• **CONSIGNAS DEL EJERCICIO**:
[a] Responde estas preguntas a partir del fragmento sobre el libro de Josué:
(i) ¿Qué peligro señaló santo Tomás de Aquino?
(ii) ¿Con quién hicieron alianza los habitantes de Gabaón?
(iii) ¿En qué consiste el "anatema"?
[b] Prosigue el fragmento sobre el libro de Josué desde el punto en que se interrumpe.

• **FRAGMENTO SELECCIONADO**:
Existe, ciertamente, el peligro, ya señalado por santo Tomás de Aquino y
recordado en un importante documento de la Pontificia Comisión Bíblica (El
pueblo judío y sus escrituras sagradas en la Biblia cristiana, n. 20), de
exagerar en el uso de la alegoría y olvidar la importancia de los datos
históricos. Lo que encontramos en el libro de Josué, en un estilo que
ciertamente no es el de un cronista ni el de un historiador en el sentido
moderno de la palabra, es la narración de la conquista de una de las ciudades
de la tierra prometida.
Por otro lado, en el momento de la llegada, del
asentamiento, de la conquista de unas tierras según un deseo divino que
responde a la lógica de la promesa: si el pueblo será fiel, podrá vivir en
libertad y tener una patria propia.
La ocupación de la tierra prometida se realizó, como dijimos, según modos que
reflejan una mentalidad muy lejana a la nuestra. El hecho de la matanza, de
haber ocurrido, sigue un modo de pensar en el que el derecho de conquista
“permitía” tomar medidas muy fuertes sobre los vencidos.
Pero la lectura correcta
del hecho, en el contexto de una intervención de Dios en la historia, no puede
prescindir de que por encima de una acción injusta, y con un pueblo todavía
necesitado de una profunda conversión, Dios estaba preparando un camino para
ofrecer la salvación a los hombres, si éstos la aceptaban con una fe como la
que, en un modo imperfecto, encontramos en Rajab.
Además, notamos que la misma narración bíblica no nos habla de un exterminio
completo de los pueblos que vivían en Palestina. Como vimos, los habitantes de
Gabaón hicieron alianza con Josué (cf. Jos 9,3-27).
El autor sagrado interpretó este hecho como parte
de la voluntad de Dios, que habría querido “probar” a su pueblo para ver si
mantenía o no su fidelidad.
Sabemos que el pueblo no fue fiel: se unió con los
pueblos vecinos y cayó en la idolatría y en numerosos males y derrotas
(cf. Jue
2,20-3,8).
“La elección de Israel no implica el rechazo de las demás naciones. Al
contrario, presupone que las demás naciones pertenecen también a Dios, pues
‘la
tierra le pertenece y todo lo que en ella se encuentra’ (Dt 10,14),
y Dios ‘ha
dado a las naciones su patrimonio’ (32,8).
Cuando Israel es llamado por Dios
‘mi hijo primogénito’ (Ex 4,22; Jr 31,9) o ‘las primicias de su cosecha’ (Jr
2,3), esas mismas metáforas implican que las demás naciones forman parte
igualmente de la familia y de la cosecha de Dios.
Esta interpretación de la
elección es típica de la Biblia en su conjunto” (El pueblo judío y sus
escrituras sagradas en la Biblia cristiana, n. 33).
¿En qué
consiste el “anatema”?
En consagrar a Dios el botín y los despojos de los
derrotados, para evitar cualquier contaminación con las religiones presentes en
Palestina. En Dt 13,13-19 la orden de destrucción completa afecta no sólo a los
extranjeros, sino a aquellas ciudades de Israel (es decir, a los mismos judíos)

• **DATOS PROPORCIONADOS**:
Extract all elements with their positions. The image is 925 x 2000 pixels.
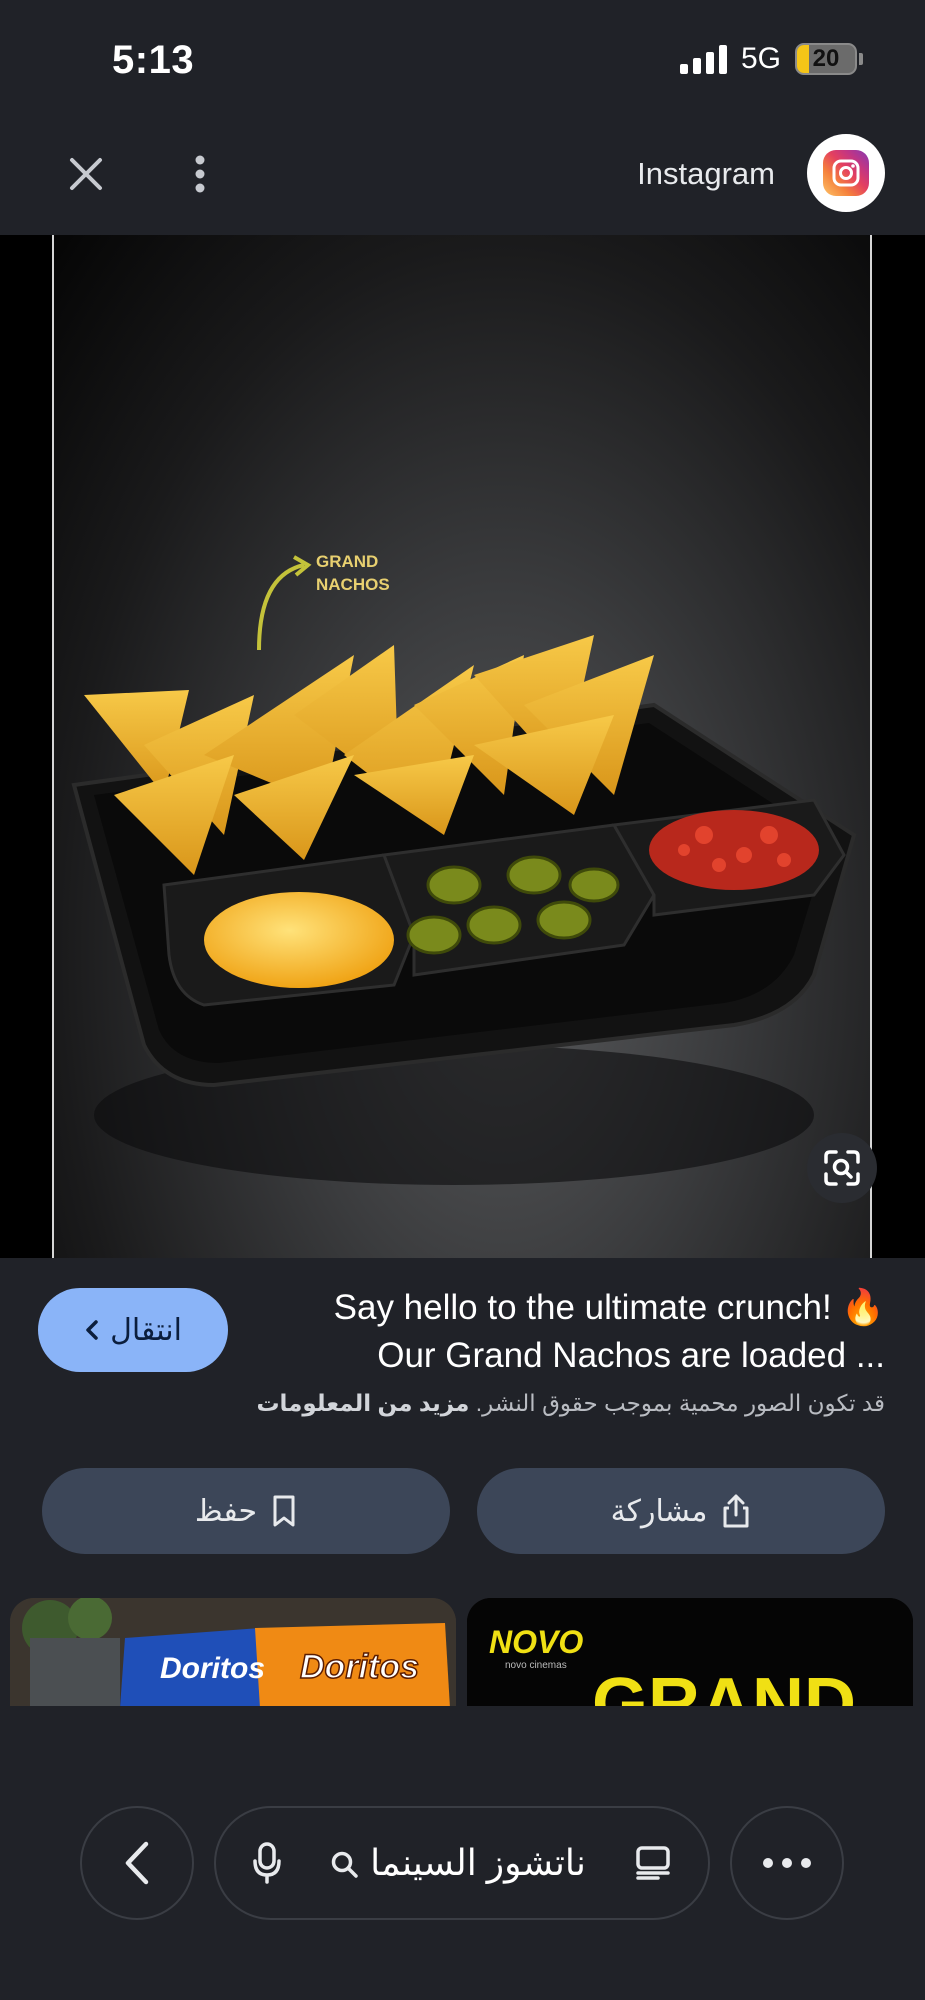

• **RESPUESTAS EN ORDEN**:
[a]
(i) El peligro de exagerar en el uso de la alegoría y olvidar la importancia de los datos históricos.
(ii) Con Josué.
(iii) En consagrar a Dios el botín y los despojos de los derrotados, para evitar cualquier contaminación con las religiones presentes en Palestina.

[b]
que se aparten de la Alianza y den culto a otros dioses.
En realidad, ya vimos que no todos los pueblos fueron exterminados. Con el
pasar del tiempo, muchos de los pueblos hostiles dejaron de existir en
Palestina. Entonces, ¿cómo entender el anatema? Lo explica el documento que
citamos antes:
“En el tiempo de la composición del Deuteronomio así como del libro de Josué,
el anatema era un postulado teórico, puesto que en Judá ya no existían
poblaciones no israelitas.
La prescripción del anatema pudo ser el resultado de
una proyección en el pasado de preocupaciones posteriores. En efecto, el
Deuteronomio se preocupa de reforzar la identidad religiosa de un pueblo
expuesto al peligro de los cultos extranjeros y de los matrimonios mixtos” (El
pueblo judío y sus escrituras sagradas en la Biblia cristiana, n. 56).
En ese contexto, pueden darse tres interpretaciones del anatema, expresados en
el mismo n. 56 del documento que acabamos de citar:
-primero,
teológico: reconocer la tierra como un dominio del Señor;
-segundo, moral: evitar al pueblo cualquier posible tentación que pueda dañar
la propia fidelidad a Dios;
-tercero, sociológico: la tentación del pasado que puede darse en el presente
“de mezclar la religión con las formas más aberrantes de recurso a la
violencia” (El pueblo judío y sus escrituras sagradas en la Biblia cristiana,
n. 56).
Esa tercera
interpretación del anatema, podemos decirlo con seguridad, no corresponde al
proyecto de amor de Dios.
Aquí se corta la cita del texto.